§ **What you should do**: Write the material out again, line by line, exactly as it is.

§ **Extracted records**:

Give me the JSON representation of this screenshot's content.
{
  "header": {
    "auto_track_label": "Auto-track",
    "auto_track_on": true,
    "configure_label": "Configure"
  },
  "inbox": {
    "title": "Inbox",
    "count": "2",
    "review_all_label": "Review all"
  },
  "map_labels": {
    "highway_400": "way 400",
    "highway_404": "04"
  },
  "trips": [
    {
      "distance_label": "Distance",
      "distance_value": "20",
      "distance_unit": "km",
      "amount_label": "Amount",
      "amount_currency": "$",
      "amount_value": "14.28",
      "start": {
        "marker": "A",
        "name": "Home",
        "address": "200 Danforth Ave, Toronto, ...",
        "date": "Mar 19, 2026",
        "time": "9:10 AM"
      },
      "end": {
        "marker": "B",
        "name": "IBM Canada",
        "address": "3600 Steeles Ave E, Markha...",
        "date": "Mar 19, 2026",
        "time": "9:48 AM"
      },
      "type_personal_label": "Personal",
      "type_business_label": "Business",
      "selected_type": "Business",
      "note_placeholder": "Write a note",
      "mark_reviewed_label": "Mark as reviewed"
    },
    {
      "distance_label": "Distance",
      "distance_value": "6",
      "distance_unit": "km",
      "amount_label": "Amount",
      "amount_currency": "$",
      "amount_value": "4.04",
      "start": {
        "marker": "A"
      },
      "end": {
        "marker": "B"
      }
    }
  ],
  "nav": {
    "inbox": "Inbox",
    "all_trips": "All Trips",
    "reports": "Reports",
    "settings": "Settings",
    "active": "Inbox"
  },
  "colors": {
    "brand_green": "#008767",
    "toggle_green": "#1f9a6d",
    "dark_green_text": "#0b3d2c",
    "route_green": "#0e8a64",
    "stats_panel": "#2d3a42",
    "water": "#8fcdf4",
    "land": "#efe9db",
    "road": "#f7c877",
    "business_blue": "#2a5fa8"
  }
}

§ **Written answer**:
Give me the JSON representation of this screenshot's content.
{
  "header": {
    "auto_track_label": "Auto-track",
    "auto_track_on": true,
    "configure_label": "Configure"
  },
  "inbox": {
    "title": "Inbox",
    "count": "2",
    "review_all_label": "Review all"
  },
  "map_labels": {
    "highway_400": "way 400",
    "highway_404": "04"
  },
  "trips": [
    {
      "distance_label": "Distance",
      "distance_value": "20",
      "distance_unit": "km",
      "amount_label": "Amount",
      "amount_currency": "$",
      "amount_value": "14.28",
      "start": {
        "marker": "A",
        "name": "Home",
        "address": "200 Danforth Ave, Toronto, ...",
        "date": "Mar 19, 2026",
        "time": "9:10 AM"
      },
      "end": {
        "marker": "B",
        "name": "IBM Canada",
        "address": "3600 Steeles Ave E, Markha...",
        "date": "Mar 19, 2026",
        "time": "9:48 AM"
      },
      "type_personal_label": "Personal",
      "type_business_label": "Business",
      "selected_type": "Business",
      "note_placeholder": "Write a note",
      "mark_reviewed_label": "Mark as reviewed"
    },
    {
      "distance_label": "Distance",
      "distance_value": "6",
      "distance_unit": "km",
      "amount_label": "Amount",
      "amount_currency": "$",
      "amount_value": "4.04",
      "start": {
        "marker": "A"
      },
      "end": {
        "marker": "B"
      }
    }
  ],
  "nav": {
    "inbox": "Inbox",
    "all_trips": "All Trips",
    "reports": "Reports",
    "settings": "Settings",
    "active": "Inbox"
  },
  "colors": {
    "brand_green": "#008767",
    "toggle_green": "#1f9a6d",
    "dark_green_text": "#0b3d2c",
    "route_green": "#0e8a64",
    "stats_panel": "#2d3a42",
    "water": "#8fcdf4",
    "land": "#efe9db",
    "road": "#f7c877",
    "business_blue": "#2a5fa8"
  }
}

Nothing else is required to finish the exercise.